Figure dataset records

■ ■ ■ ■ ■ ■ ■

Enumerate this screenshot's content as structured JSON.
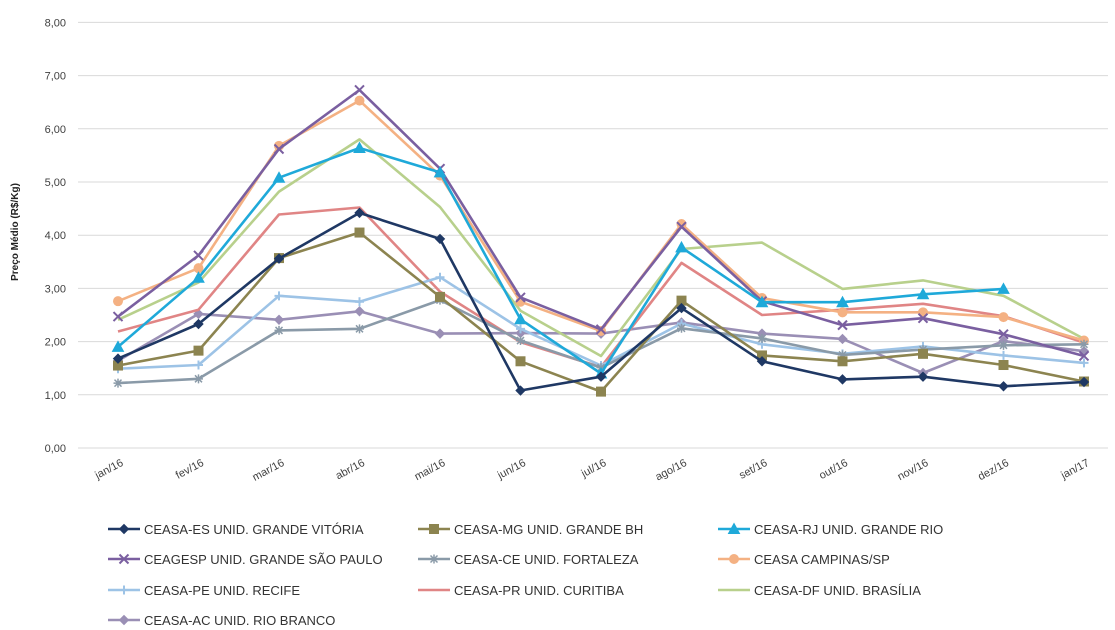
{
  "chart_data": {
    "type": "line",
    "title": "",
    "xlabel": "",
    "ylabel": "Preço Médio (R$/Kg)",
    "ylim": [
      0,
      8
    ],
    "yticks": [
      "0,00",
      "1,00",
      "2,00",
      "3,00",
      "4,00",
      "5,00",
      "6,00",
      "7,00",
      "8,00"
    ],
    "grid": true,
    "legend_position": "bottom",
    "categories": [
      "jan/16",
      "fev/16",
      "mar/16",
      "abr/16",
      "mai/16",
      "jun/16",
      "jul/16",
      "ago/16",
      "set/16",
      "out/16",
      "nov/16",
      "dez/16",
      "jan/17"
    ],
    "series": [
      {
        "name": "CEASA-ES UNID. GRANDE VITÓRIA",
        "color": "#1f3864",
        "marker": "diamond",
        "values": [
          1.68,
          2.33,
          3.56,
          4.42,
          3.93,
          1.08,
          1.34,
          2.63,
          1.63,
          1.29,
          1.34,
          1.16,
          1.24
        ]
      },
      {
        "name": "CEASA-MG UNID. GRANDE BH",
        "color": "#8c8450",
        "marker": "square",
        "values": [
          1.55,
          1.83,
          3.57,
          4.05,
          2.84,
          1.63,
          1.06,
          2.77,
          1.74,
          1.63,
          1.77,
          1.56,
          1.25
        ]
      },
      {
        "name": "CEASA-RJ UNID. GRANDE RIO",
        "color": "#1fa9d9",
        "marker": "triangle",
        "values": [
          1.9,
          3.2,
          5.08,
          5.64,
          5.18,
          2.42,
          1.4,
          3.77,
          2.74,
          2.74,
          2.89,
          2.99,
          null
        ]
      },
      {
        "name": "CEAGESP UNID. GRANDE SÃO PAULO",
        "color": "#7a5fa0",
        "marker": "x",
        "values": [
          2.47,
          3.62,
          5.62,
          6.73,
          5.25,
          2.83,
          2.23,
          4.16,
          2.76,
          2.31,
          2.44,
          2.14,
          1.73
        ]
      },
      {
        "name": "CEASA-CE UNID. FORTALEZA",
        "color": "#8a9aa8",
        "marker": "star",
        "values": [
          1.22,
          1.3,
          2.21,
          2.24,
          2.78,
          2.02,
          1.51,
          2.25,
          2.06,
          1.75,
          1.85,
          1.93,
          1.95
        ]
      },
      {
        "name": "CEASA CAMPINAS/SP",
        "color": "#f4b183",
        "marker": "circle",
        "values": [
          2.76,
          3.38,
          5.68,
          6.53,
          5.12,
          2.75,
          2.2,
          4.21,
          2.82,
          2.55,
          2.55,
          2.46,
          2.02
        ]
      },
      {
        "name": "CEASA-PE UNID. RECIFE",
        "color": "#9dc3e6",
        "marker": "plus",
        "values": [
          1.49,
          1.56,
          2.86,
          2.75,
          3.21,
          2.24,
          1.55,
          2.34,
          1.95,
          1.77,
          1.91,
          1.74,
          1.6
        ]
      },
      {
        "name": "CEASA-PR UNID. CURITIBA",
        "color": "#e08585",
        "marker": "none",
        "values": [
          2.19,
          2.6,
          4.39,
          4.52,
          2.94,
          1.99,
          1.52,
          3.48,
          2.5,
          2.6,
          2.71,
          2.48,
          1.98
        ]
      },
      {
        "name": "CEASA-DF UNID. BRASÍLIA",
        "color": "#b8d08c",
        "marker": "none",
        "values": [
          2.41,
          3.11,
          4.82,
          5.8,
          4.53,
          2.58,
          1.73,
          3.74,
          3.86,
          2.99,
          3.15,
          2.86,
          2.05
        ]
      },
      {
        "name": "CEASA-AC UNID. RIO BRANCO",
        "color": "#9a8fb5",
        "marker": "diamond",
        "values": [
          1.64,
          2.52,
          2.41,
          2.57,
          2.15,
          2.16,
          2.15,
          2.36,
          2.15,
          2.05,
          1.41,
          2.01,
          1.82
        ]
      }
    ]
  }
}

■ ■ ■ ■ ■ ■ ■

> TASK PROMPT
Search the records above for the string "CEASA". Copy every line that contains it.

> CORRECT RESULT
        "name": "CEASA-ES UNID. GRANDE VITÓRIA",
        "name": "CEASA-MG UNID. GRANDE BH",
        "name": "CEASA-RJ UNID. GRANDE RIO",
        "name": "CEASA-CE UNID. FORTALEZA",
        "name": "CEASA CAMPINAS/SP",
        "name": "CEASA-PE UNID. RECIFE",
        "name": "CEASA-PR UNID. CURITIBA",
        "name": "CEASA-DF UNID. BRASÍLIA",
        "name": "CEASA-AC UNID. RIO BRANCO",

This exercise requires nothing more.